### SUPPLIED DATA
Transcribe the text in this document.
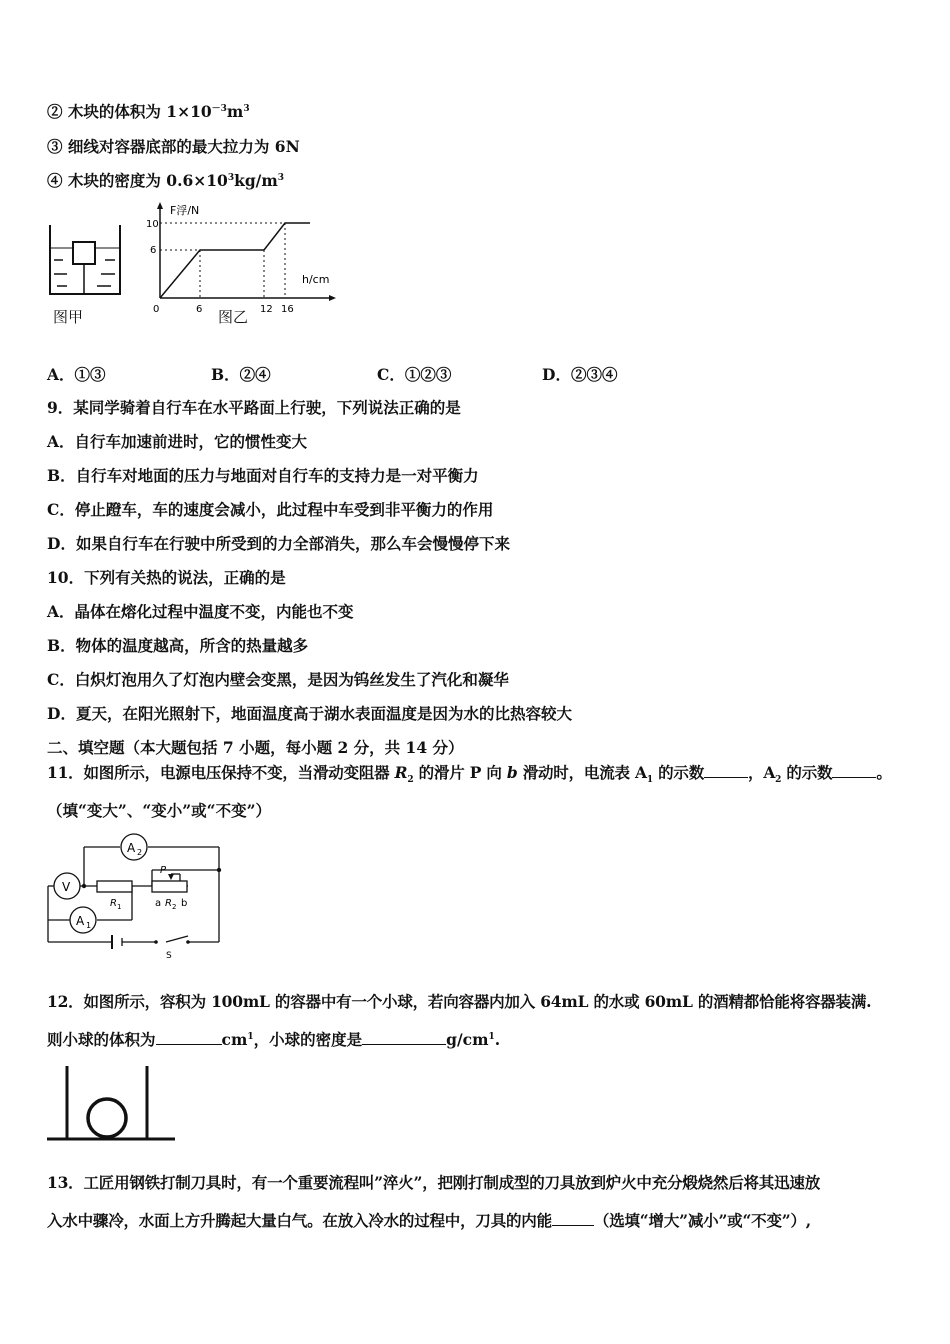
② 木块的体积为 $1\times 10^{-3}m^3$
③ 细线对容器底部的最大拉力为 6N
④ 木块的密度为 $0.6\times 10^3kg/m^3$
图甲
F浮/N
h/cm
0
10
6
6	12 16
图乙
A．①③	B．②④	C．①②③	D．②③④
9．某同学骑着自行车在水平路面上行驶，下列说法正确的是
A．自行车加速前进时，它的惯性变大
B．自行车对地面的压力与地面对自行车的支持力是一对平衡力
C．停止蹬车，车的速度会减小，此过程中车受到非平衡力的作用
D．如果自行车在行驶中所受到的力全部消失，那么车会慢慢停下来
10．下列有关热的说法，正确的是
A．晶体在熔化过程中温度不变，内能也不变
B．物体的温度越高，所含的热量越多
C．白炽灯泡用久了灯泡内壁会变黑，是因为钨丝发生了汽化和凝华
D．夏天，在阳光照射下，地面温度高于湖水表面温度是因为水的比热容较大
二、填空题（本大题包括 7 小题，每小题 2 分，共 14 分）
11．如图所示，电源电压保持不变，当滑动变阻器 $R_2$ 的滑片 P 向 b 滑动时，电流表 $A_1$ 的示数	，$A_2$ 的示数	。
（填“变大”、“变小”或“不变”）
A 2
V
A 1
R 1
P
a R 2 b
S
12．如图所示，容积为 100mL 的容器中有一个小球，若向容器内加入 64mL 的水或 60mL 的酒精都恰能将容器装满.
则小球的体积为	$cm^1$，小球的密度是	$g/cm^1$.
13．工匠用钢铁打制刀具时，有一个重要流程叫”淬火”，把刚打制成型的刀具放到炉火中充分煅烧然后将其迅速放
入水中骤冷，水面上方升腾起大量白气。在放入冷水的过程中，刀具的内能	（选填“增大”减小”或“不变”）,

* * *

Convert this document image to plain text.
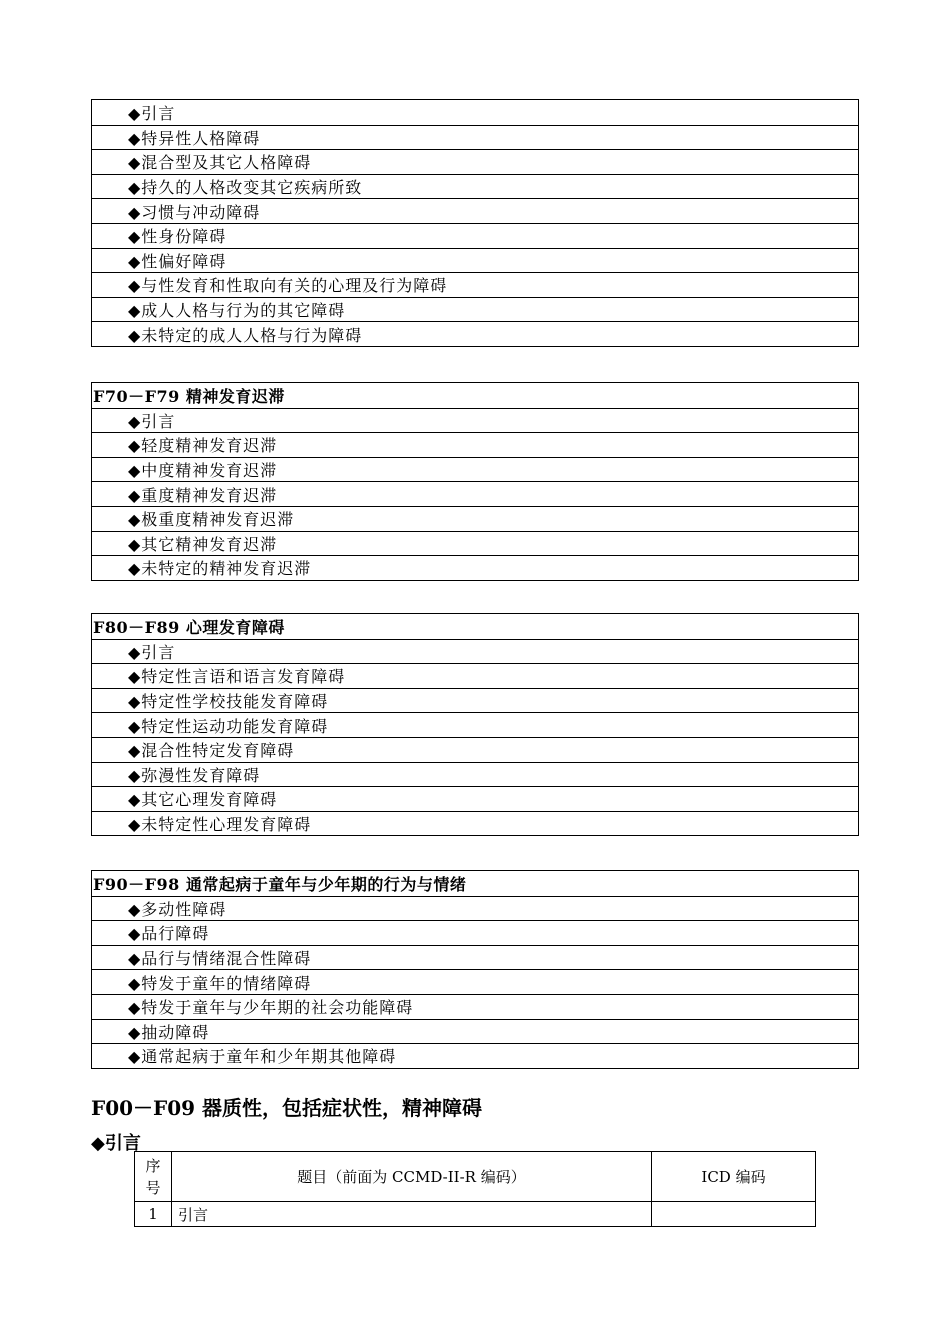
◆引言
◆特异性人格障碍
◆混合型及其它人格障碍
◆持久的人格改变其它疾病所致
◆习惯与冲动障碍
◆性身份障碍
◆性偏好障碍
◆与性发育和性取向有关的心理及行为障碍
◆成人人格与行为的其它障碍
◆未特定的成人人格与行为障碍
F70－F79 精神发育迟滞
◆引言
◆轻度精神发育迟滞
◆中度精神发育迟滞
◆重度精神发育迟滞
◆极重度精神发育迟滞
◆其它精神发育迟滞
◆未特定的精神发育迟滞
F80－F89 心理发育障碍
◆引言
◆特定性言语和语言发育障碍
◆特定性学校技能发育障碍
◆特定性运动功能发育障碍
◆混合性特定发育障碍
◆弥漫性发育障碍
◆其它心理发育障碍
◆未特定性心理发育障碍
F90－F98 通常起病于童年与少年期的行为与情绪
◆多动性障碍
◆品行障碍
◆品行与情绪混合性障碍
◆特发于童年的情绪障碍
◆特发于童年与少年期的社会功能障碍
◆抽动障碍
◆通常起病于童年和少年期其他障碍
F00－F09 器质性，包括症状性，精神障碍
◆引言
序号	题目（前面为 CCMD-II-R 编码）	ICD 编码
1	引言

### EXERCISE INSTRUCTIONS
Pull out every line holding "this" from the records above, and copy it.

### FINISHED EXERCISE
Transcribe the text in this document.
Convert this document image to plain text.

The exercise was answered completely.